─── INFORMATION SUPPLIED ───
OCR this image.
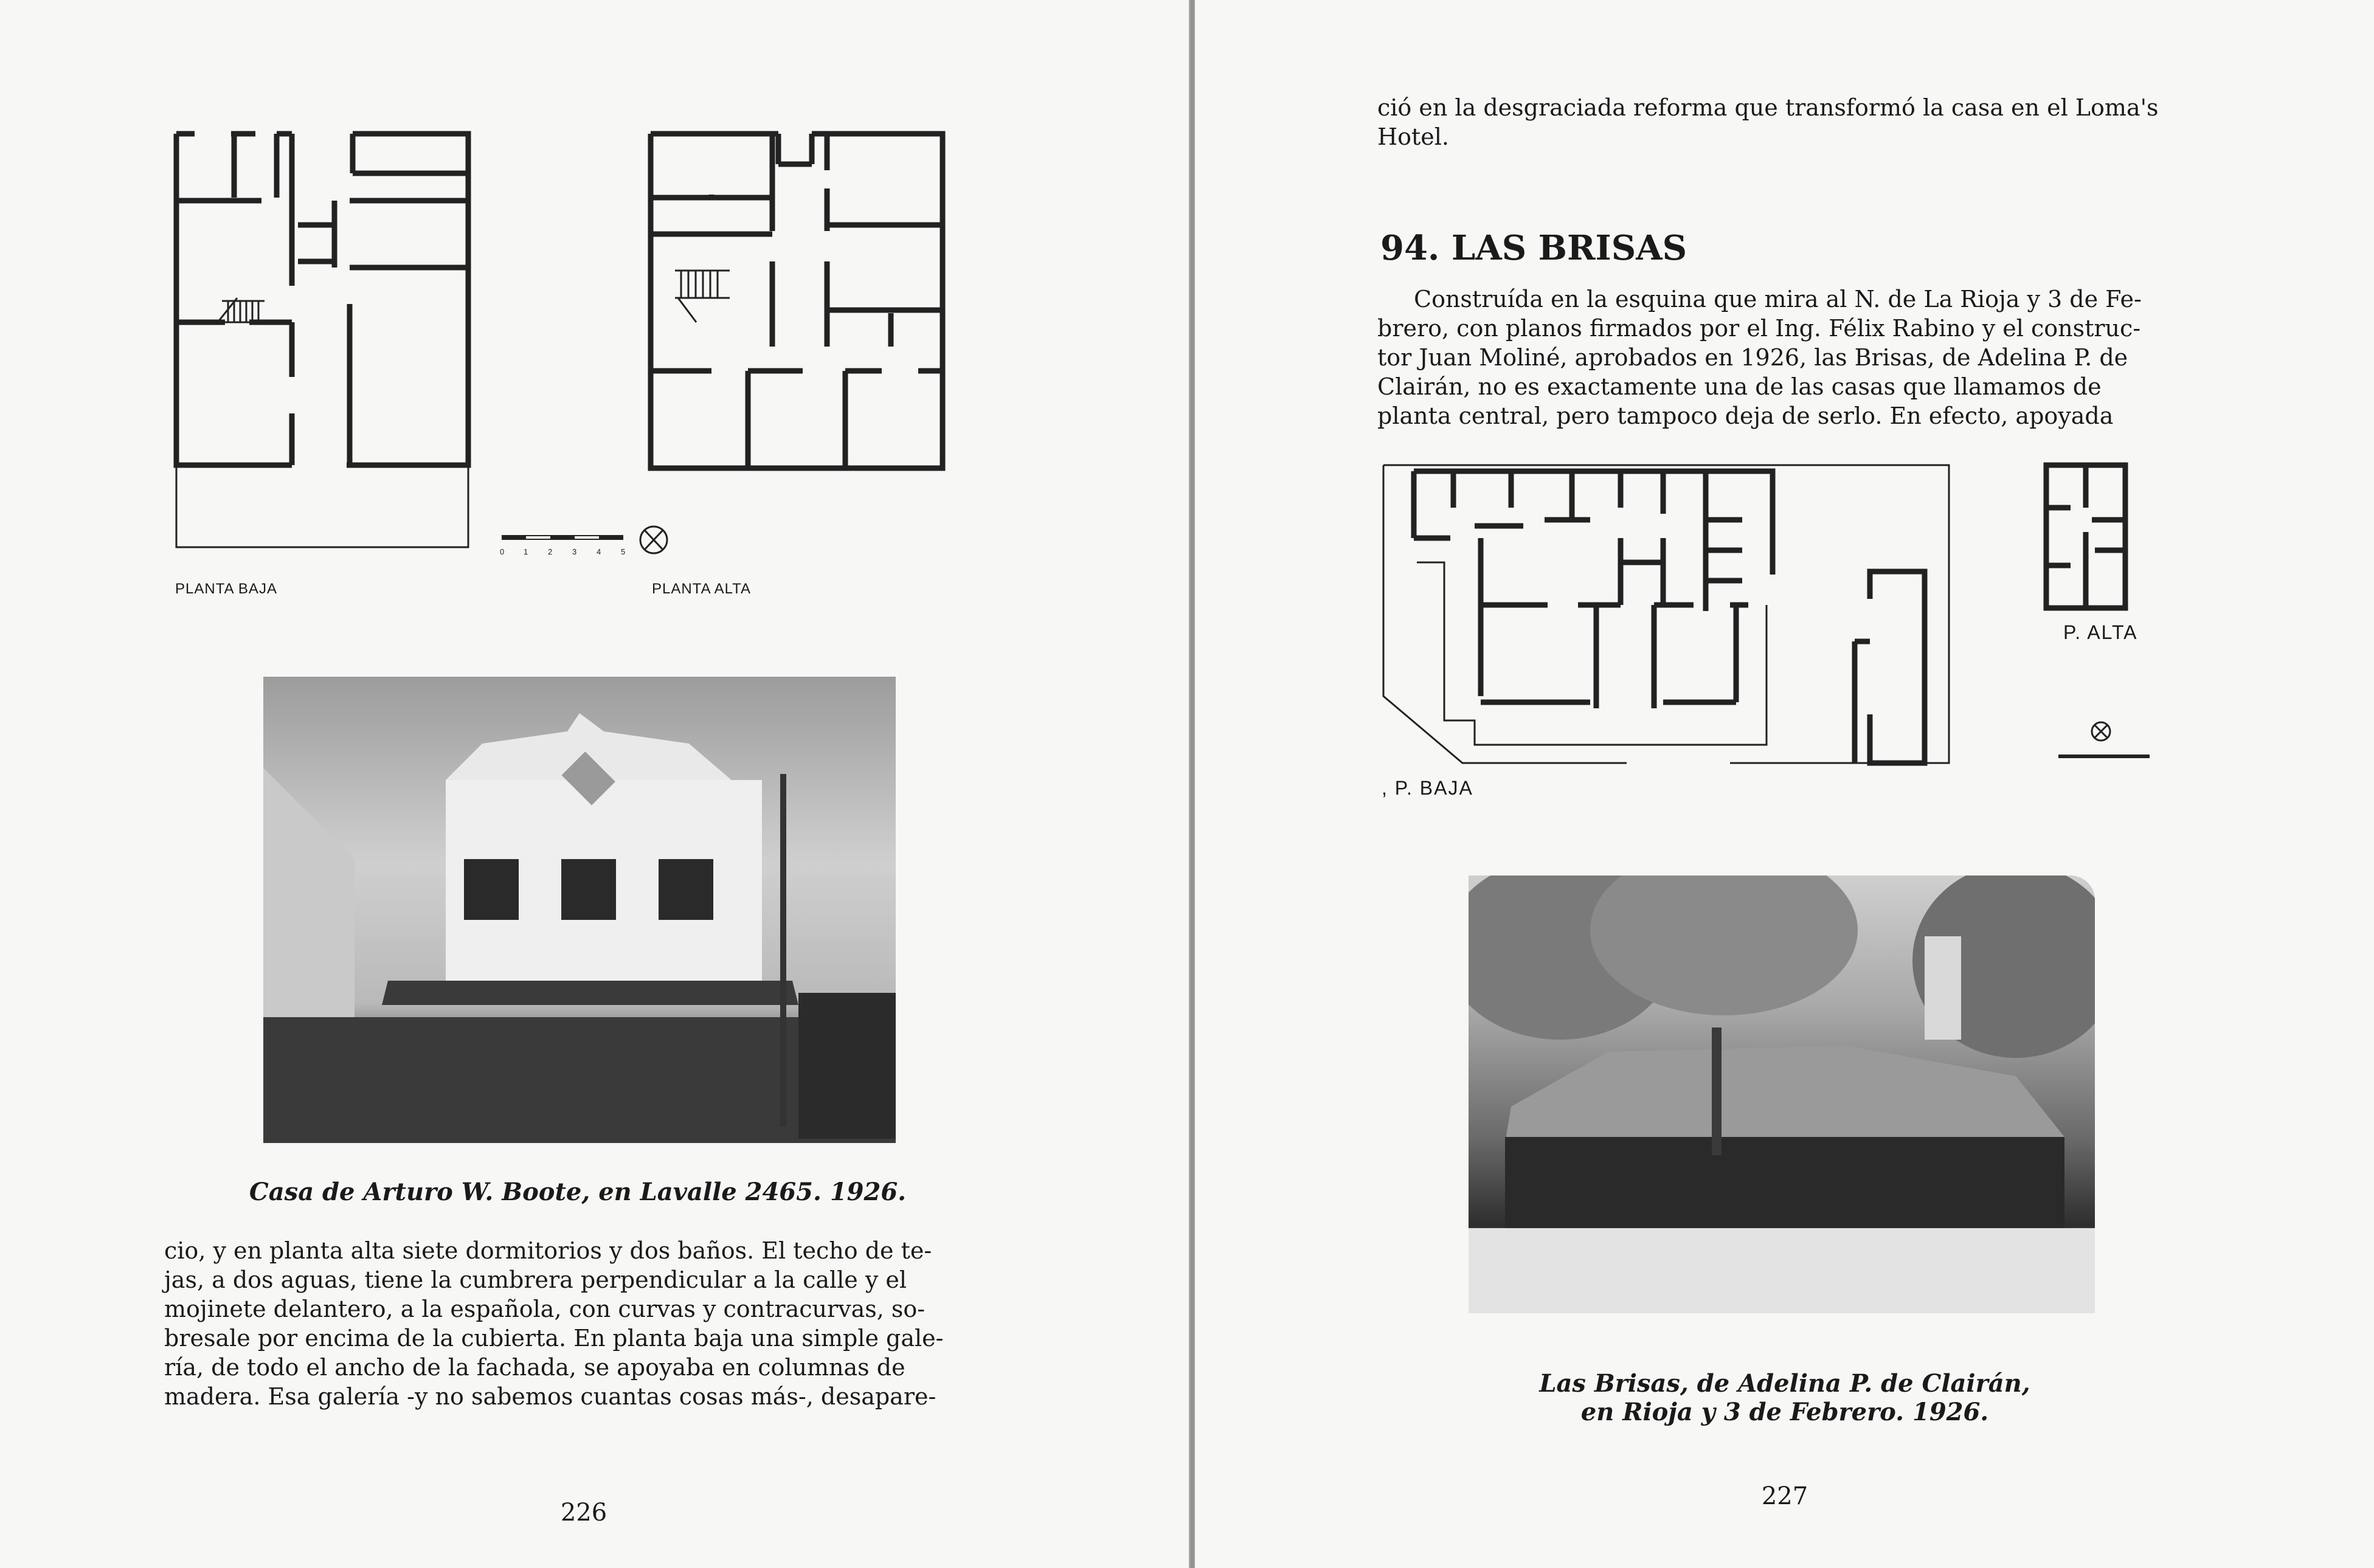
0 1	2	3	4	5
PLANTA BAJA	PLANTA ALTA
Casa de Arturo W. Boote, en Lavalle 2465. 1926.
cio, y en planta alta siete dormitorios y dos baños. El techo de te-
jas, a dos aguas, tiene la cumbrera perpendicular a la calle y el
mojinete delantero, a la española, con curvas y contracurvas, so-
bresale por encima de la cubierta. En planta baja una simple gale-
ría, de todo el ancho de la fachada, se apoyaba en columnas de
madera. Esa galería -y no sabemos cuantas cosas más-, desapare-
226
ció en la desgraciada reforma que transformó la casa en el Loma's
Hotel.
94. LAS BRISAS
Construída en la esquina que mira al N. de La Rioja y 3 de Fe-
brero, con planos firmados por el Ing. Félix Rabino y el construc-
tor Juan Moliné, aprobados en 1926, las Brisas, de Adelina P. de
Clairán, no es exactamente una de las casas que llamamos de
planta central, pero tampoco deja de serlo. En efecto, apoyada
, P. BAJA
P. ALTA
Las Brisas, de Adelina P. de Clairán,
en Rioja y 3 de Febrero. 1926.
227
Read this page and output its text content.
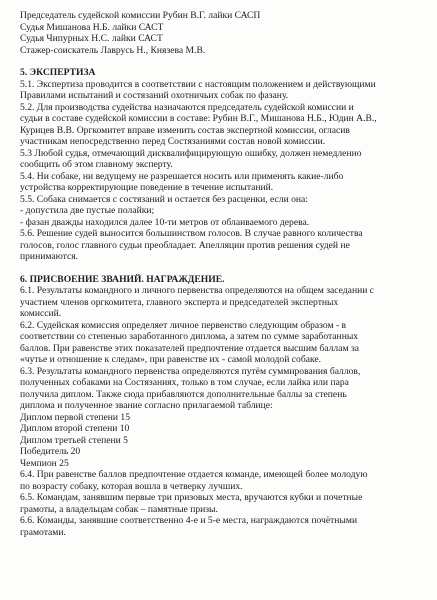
Председатель судейской комиссии Рубин В.Г. лайки САСП
Судья Мишанова Н.Б. лайки САСТ
Судья Чипурных Н.С. лайки САСТ
Стажер-соискатель Лаврусь Н., Князева М.В.
5. ЭКСПЕРТИЗА
5.1. Экспертиза проводится в соответствии с настоящим положением и действующими
Правилами испытаний и состязаний охотничьих собак по фазану.
5.2. Для производства судейства назначаются председатель судейской комиссии и
судьи в составе судейской комиссии в составе: Рубин В.Г., Мишанова Н.Б., Юдин А.В.,
Курицев В.В. Оргкомитет вправе изменить состав экспертной комиссии, огласив
участникам непосредственно перед Состязаниями состав новой комиссии.
5.3 Любой судья, отмечающий дисквалифицирующую ошибку, должен немедленно
сообщить об этом главному эксперту.
5.4. Ни собаке, ни ведущему не разрешается носить или применять какие-либо
устройства корректирующие поведение в течение испытаний.
5.5. Собака снимается с состязаний и остается без расценки, если она:
- допустила две пустые полайки;
- фазан дважды находился далее 10-ти метров от облаиваемого дерева.
5.6. Решение судей выносится большинством голосов. В случае равного количества
голосов, голос главного судьи преобладает. Апелляции против решения судей не
принимаются.
6. ПРИСВОЕНИЕ ЗВАНИЙ. НАГРАЖДЕНИЕ.
6.1. Результаты командного и личного первенства определяются на общем заседании с
участием членов оргкомитета, главного эксперта и председателей экспертных
комиссий.
6.2. Судейская комиссия определяет личное первенство следующим образом - в
соответствии со степенью заработанного диплома, а затем по сумме заработанных
баллов. При равенстве этих показателей предпочтение отдается высшим баллам за
«чутье и отношение к следам», при равенстве их - самой молодой собаке.
6.3. Результаты командного первенства определяются путём суммирования баллов,
полученных собаками на Состязаниях, только в том случае, если лайка или пара
получила диплом. Также сюда прибавляются дополнительные баллы за степень
диплома и полученное звание согласно прилагаемой таблице:
Диплом первой степени 15
Диплом второй степени 10
Диплом третьей степени 5
Победитель 20
Чемпион 25
6.4. При равенстве баллов предпочтение отдается команде, имеющей более молодую
по возрасту собаку, которая вошла в четверку лучших.
6.5. Командам, занявшим первые три призовых места, вручаются кубки и почетные
грамоты, а владельцам собак – памятные призы.
6.6. Команды, занявшие соответственно 4-е и 5-е места, награждаются почётными
грамотами.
───
• PROBLEM DETAILS:
Copy every line of the records above that holds the word "равенстве".

• THE ANSWER:
баллов. При равенстве этих показателей предпочтение отдается высшим баллам за
«чутье и отношение к следам», при равенстве их - самой молодой собаке.
6.4. При равенстве баллов предпочтение отдается команде, имеющей более молодую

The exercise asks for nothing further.